»»

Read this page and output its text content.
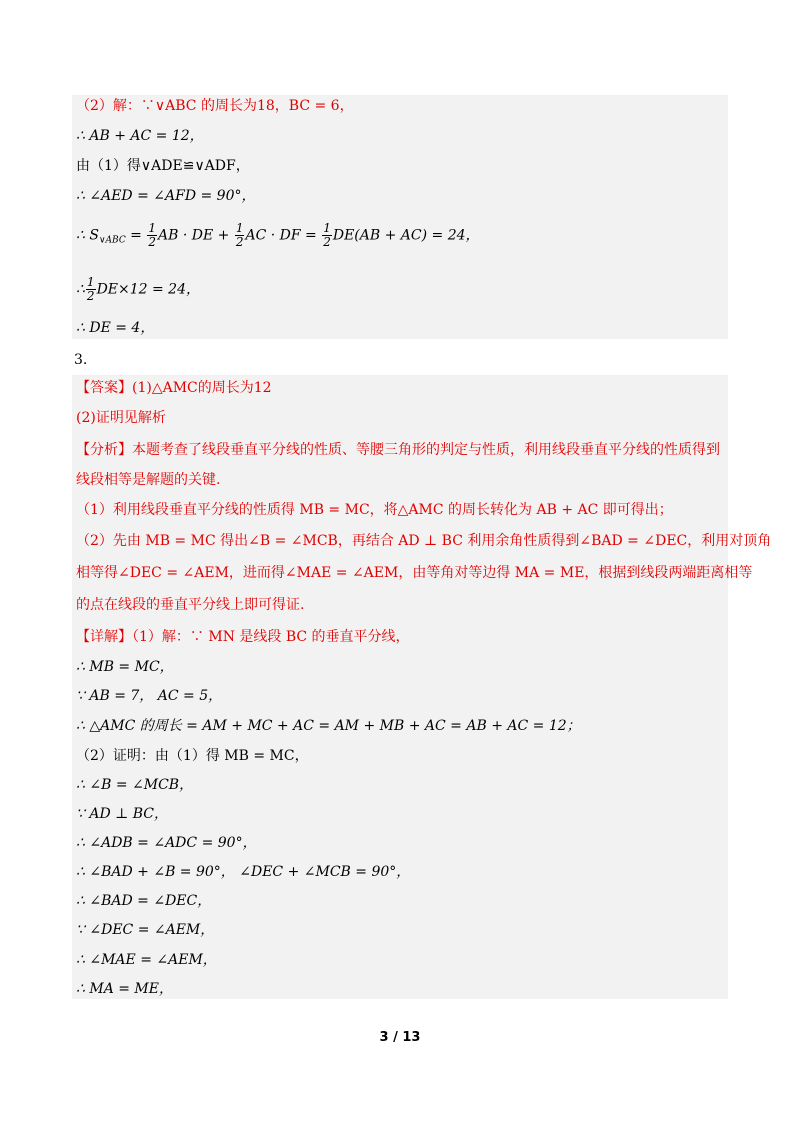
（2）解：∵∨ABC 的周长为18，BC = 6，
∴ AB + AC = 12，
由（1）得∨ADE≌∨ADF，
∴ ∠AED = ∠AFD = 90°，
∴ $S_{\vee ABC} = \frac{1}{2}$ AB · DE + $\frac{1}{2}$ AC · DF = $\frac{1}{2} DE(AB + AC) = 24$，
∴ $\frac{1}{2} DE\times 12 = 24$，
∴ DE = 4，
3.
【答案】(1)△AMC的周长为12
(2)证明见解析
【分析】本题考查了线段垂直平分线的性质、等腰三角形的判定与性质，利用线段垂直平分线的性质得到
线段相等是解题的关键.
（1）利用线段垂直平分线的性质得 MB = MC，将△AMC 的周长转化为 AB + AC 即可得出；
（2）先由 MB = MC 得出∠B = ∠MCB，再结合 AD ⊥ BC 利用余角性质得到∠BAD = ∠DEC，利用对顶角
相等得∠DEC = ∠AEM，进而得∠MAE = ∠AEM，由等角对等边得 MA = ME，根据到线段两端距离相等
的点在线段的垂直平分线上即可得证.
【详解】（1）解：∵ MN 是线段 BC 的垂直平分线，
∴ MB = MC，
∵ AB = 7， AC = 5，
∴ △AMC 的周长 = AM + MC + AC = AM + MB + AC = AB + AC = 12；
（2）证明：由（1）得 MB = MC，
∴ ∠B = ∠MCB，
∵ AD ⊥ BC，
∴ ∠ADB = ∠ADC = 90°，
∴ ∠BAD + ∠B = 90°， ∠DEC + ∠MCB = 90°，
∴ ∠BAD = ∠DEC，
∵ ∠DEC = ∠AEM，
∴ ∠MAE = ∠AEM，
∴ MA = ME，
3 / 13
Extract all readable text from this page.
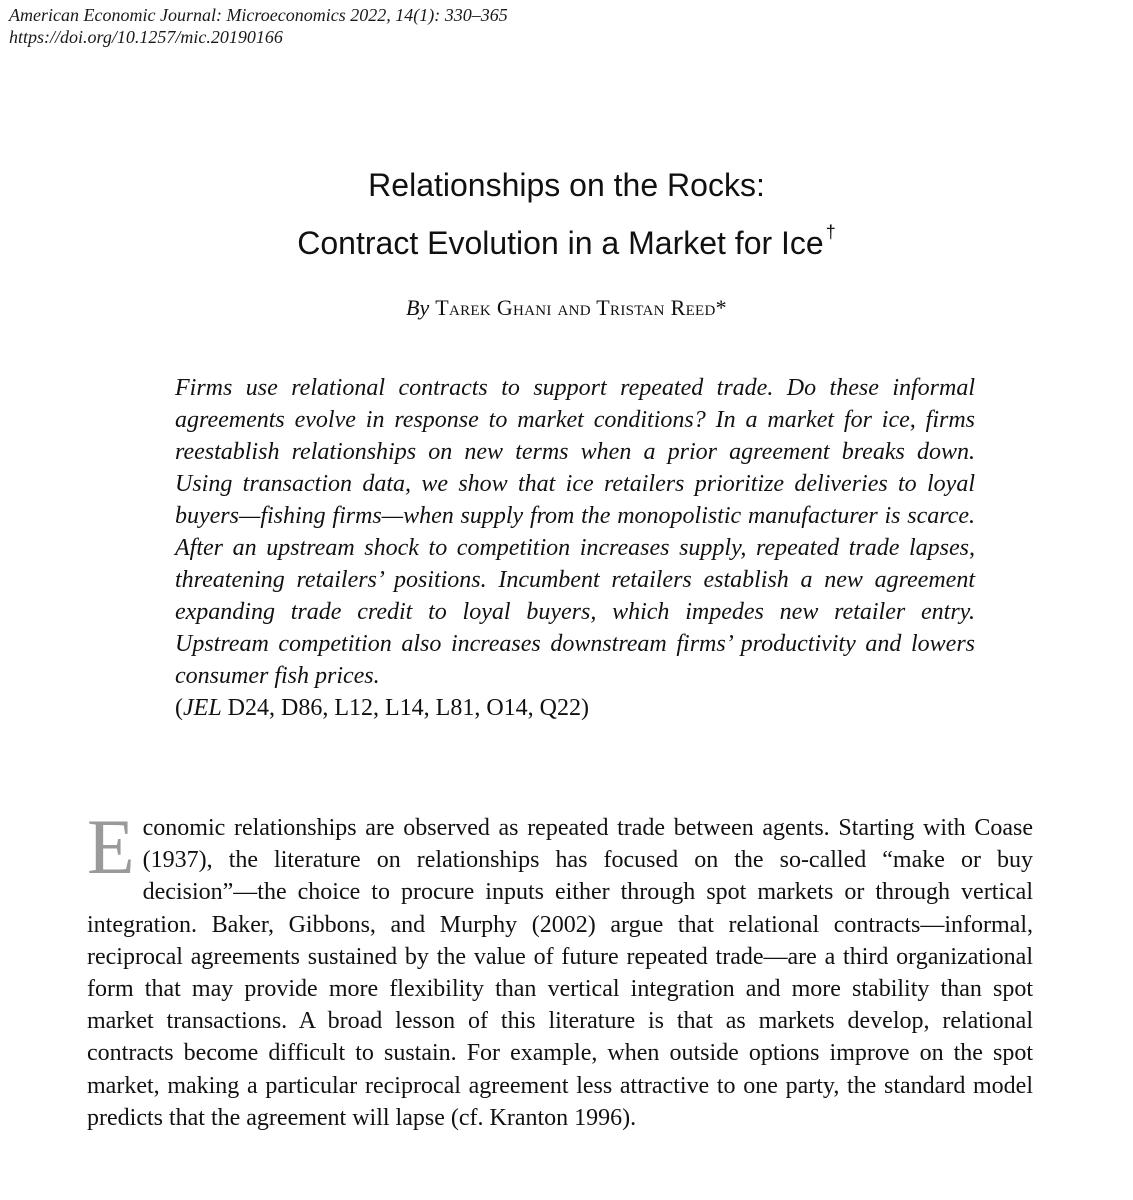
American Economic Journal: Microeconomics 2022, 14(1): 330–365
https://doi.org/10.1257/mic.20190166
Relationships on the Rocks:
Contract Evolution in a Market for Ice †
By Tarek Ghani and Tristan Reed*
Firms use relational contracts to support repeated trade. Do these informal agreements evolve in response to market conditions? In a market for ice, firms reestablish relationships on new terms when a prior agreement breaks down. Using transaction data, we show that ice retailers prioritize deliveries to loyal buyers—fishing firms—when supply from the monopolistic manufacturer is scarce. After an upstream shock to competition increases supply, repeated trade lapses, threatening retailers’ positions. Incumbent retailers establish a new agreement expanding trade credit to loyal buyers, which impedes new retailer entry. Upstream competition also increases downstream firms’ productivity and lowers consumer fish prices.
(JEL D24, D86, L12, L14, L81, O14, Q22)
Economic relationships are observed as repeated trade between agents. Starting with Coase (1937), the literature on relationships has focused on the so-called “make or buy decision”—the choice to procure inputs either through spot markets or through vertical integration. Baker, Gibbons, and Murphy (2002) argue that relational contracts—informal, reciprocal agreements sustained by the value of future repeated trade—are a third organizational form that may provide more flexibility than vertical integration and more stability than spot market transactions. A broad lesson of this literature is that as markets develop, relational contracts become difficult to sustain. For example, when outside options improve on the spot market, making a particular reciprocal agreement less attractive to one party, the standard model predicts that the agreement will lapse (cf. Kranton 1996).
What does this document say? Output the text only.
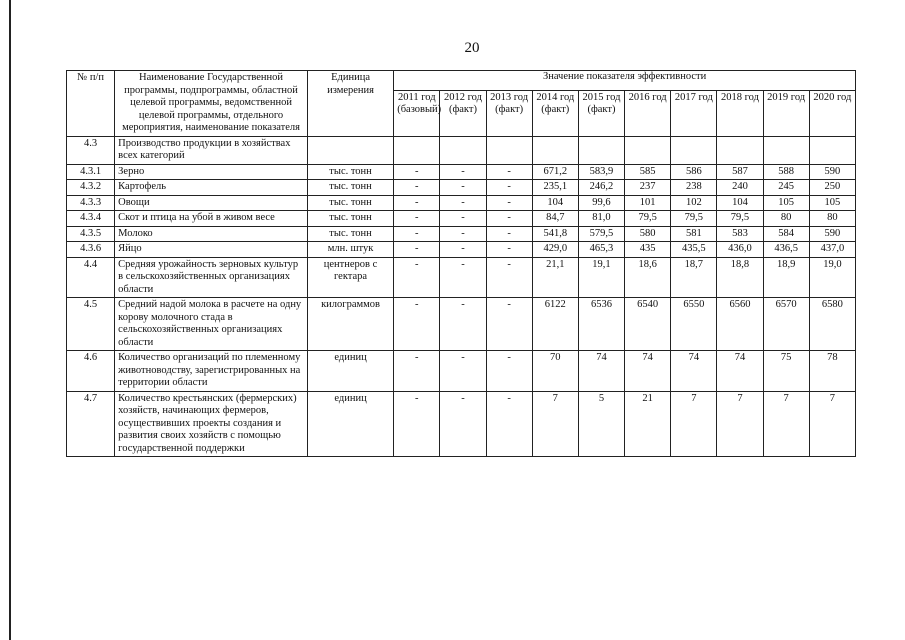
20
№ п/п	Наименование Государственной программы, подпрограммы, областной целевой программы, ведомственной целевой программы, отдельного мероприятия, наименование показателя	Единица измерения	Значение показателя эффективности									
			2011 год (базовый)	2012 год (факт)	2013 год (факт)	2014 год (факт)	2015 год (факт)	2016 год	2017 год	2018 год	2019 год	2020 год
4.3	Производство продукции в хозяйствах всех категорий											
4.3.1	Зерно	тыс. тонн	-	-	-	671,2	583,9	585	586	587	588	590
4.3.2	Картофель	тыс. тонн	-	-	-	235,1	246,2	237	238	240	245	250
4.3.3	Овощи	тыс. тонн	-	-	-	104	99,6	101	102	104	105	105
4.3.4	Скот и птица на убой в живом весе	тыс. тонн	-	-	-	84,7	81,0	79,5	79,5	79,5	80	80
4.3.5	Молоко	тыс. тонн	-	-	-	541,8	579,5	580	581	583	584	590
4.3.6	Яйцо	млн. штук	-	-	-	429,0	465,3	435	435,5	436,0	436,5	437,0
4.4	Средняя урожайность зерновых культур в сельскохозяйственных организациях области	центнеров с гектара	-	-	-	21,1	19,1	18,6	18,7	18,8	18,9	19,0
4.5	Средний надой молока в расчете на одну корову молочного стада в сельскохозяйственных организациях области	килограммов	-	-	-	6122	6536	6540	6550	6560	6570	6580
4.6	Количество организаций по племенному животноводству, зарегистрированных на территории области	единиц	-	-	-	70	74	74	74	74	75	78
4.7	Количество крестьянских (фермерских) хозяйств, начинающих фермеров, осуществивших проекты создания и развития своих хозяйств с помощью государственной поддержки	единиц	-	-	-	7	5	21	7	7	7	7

««

* Instruction *
Among the entries above, identify all lines with "trade" and copy them.

* The answer *
Firms use relational contracts to support repeated trade. Do these informal agreements evolve in response to market conditions? In a market for ice, firms reestablish relationships on new terms when a prior agreement breaks down. Using transaction data, we show that ice retailers prioritize deliveries to loyal buyers—fishing firms—when supply from the monopolistic manufacturer is scarce. After an upstream shock to competition increases supply, repeated trade lapses, threatening retailers’ positions. Incumbent retailers establish a new agreement expanding trade credit to loyal buyers, which impedes new retailer entry. Upstream competition also increases downstream firms’ productivity and lowers consumer fish prices.
Economic relationships are observed as repeated trade between agents. Starting with Coase (1937), the literature on relationships has focused on the so-called “make or buy decision”—the choice to procure inputs either through spot markets or through vertical integration. Baker, Gibbons, and Murphy (2002) argue that relational contracts—informal, reciprocal agreements sustained by the value of future repeated trade—are a third organizational form that may provide more flexibility than vertical integration and more stability than spot market transactions. A broad lesson of this literature is that as markets develop, relational contracts become difficult to sustain. For example, when outside options improve on the spot market, making a particular reciprocal agreement less attractive to one party, the standard model predicts that the agreement will lapse (cf. Kranton 1996).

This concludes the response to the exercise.